Collect each line holding the string "Rish".

## RECORD SET
::::

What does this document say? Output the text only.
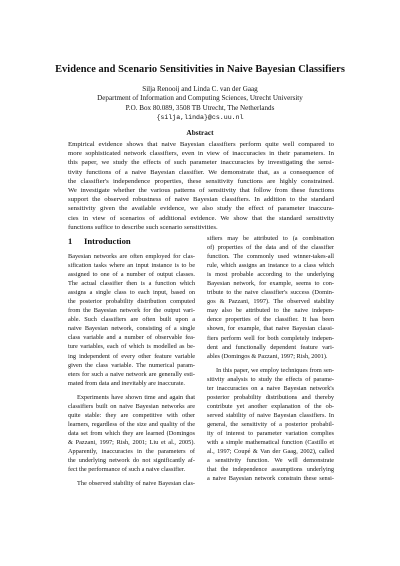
Evidence and Scenario Sensitivities in Naive Bayesian Classifiers
Silja Renooij and Linda C. van der Gaag
Department of Information and Computing Sciences, Utrecht University
P.O. Box 80.089, 3508 TB Utrecht, The Netherlands
{silja,linda}@cs.uu.nl
Abstract
Empirical evidence shows that naive Bayesian classifiers perform quite well compared to
more sophisticated network classifiers, even in view of inaccuracies in their parameters. In
this paper, we study the effects of such parameter inaccuracies by investigating the sensi-
tivity functions of a naive Bayesian classifier. We demonstrate that, as a consequence of
the classifier's independence properties, these sensitivity functions are highly constrained.
We investigate whether the various patterns of sensitivity that follow from these functions
support the observed robustness of naive Bayesian classifiers. In addition to the standard
sensitivity given the available evidence, we also study the effect of parameter inaccura-
cies in view of scenarios of additional evidence. We show that the standard sensitivity
functions suffice to describe such scenario sensitivities.
1 Introduction
Bayesian networks are often employed for clas-
sification tasks where an input instance is to be
assigned to one of a number of output classes.
The actual classifier then is a function which
assigns a single class to each input, based on
the posterior probability distribution computed
from the Bayesian network for the output vari-
able. Such classifiers are often built upon a
naive Bayesian network, consisting of a single
class variable and a number of observable fea-
ture variables, each of which is modelled as be-
ing independent of every other feature variable
given the class variable. The numerical param-
eters for such a naive network are generally esti-
mated from data and inevitably are inaccurate.
Experiments have shown time and again that
classifiers built on naive Bayesian networks are
quite stable: they are competitive with other
learners, regardless of the size and quality of the
data set from which they are learned (Domingos
& Pazzani, 1997; Rish, 2001; Liu et al., 2005).
Apparently, inaccuracies in the parameters of
the underlying network do not significantly af-
fect the performance of such a naive classifier.
The observed stability of naive Bayesian clas-
sifiers may be attributed to (a combination
of) properties of the data and of the classifier
function. The commonly used winner-takes-all
rule, which assigns an instance to a class which
is most probable according to the underlying
Bayesian network, for example, seems to con-
tribute to the naive classifier's success (Domin-
gos & Pazzani, 1997). The observed stability
may also be attributed to the naive indepen-
dence properties of the classifier. It has been
shown, for example, that naive Bayesian classi-
fiers perform well for both completely indepen-
dent and functionally dependent feature vari-
ables (Domingos & Pazzani, 1997; Rish, 2001).
In this paper, we employ techniques from sen-
sitivity analysis to study the effects of parame-
ter inaccuracies on a naive Bayesian network's
posterior probability distributions and thereby
contribute yet another explanation of the ob-
served stability of naive Bayesian classifiers. In
general, the sensitivity of a posterior probabil-
ity of interest to parameter variation complies
with a simple mathematical function (Castillo et
al., 1997; Coupé & Van der Gaag, 2002), called
a sensitivity function. We will demonstrate
that the independence assumptions underlying
a naive Bayesian network constrain these sensi-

::::

## RESPONSE FOR THIS EXERCISE
& Pazzani, 1997; Rish, 2001; Liu et al., 2005).
ables (Domingos & Pazzani, 1997; Rish, 2001).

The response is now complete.